- Set task -
Write out the listing exactly as it is given.

- Supplied material -

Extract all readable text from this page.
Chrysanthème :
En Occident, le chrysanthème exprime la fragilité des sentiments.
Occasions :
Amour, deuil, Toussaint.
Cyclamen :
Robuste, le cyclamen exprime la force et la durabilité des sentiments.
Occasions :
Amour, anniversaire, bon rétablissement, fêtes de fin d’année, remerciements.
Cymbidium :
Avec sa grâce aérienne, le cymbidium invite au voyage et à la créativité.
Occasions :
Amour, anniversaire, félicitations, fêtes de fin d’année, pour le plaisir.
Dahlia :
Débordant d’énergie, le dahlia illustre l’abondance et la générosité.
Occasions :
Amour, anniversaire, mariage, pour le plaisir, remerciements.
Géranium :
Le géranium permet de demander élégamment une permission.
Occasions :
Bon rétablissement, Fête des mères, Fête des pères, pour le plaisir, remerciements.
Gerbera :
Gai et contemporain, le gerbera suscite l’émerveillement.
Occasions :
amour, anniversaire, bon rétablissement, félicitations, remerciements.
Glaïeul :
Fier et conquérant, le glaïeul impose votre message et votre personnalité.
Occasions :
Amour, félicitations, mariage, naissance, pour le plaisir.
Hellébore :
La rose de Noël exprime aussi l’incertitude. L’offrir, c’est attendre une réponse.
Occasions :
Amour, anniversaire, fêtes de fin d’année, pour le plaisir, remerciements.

- Response below -
Extract all readable text from this page.
Chrysanthème :
En Occident, le chrysanthème exprime la fragilité des sentiments.
Occasions :
Amour, deuil, Toussaint.
Cyclamen :
Robuste, le cyclamen exprime la force et la durabilité des sentiments.
Occasions :
Amour, anniversaire, bon rétablissement, fêtes de fin d’année, remerciements.
Cymbidium :
Avec sa grâce aérienne, le cymbidium invite au voyage et à la créativité.
Occasions :
Amour, anniversaire, félicitations, fêtes de fin d’année, pour le plaisir.
Dahlia :
Débordant d’énergie, le dahlia illustre l’abondance et la générosité.
Occasions :
Amour, anniversaire, mariage, pour le plaisir, remerciements.
Géranium :
Le géranium permet de demander élégamment une permission.
Occasions :
Bon rétablissement, Fête des mères, Fête des pères, pour le plaisir, remerciements.
Gerbera :
Gai et contemporain, le gerbera suscite l’émerveillement.
Occasions :
amour, anniversaire, bon rétablissement, félicitations, remerciements.
Glaïeul :
Fier et conquérant, le glaïeul impose votre message et votre personnalité.
Occasions :
Amour, félicitations, mariage, naissance, pour le plaisir.
Hellébore :
La rose de Noël exprime aussi l’incertitude. L’offrir, c’est attendre une réponse.
Occasions :
Amour, anniversaire, fêtes de fin d’année, pour le plaisir, remerciements.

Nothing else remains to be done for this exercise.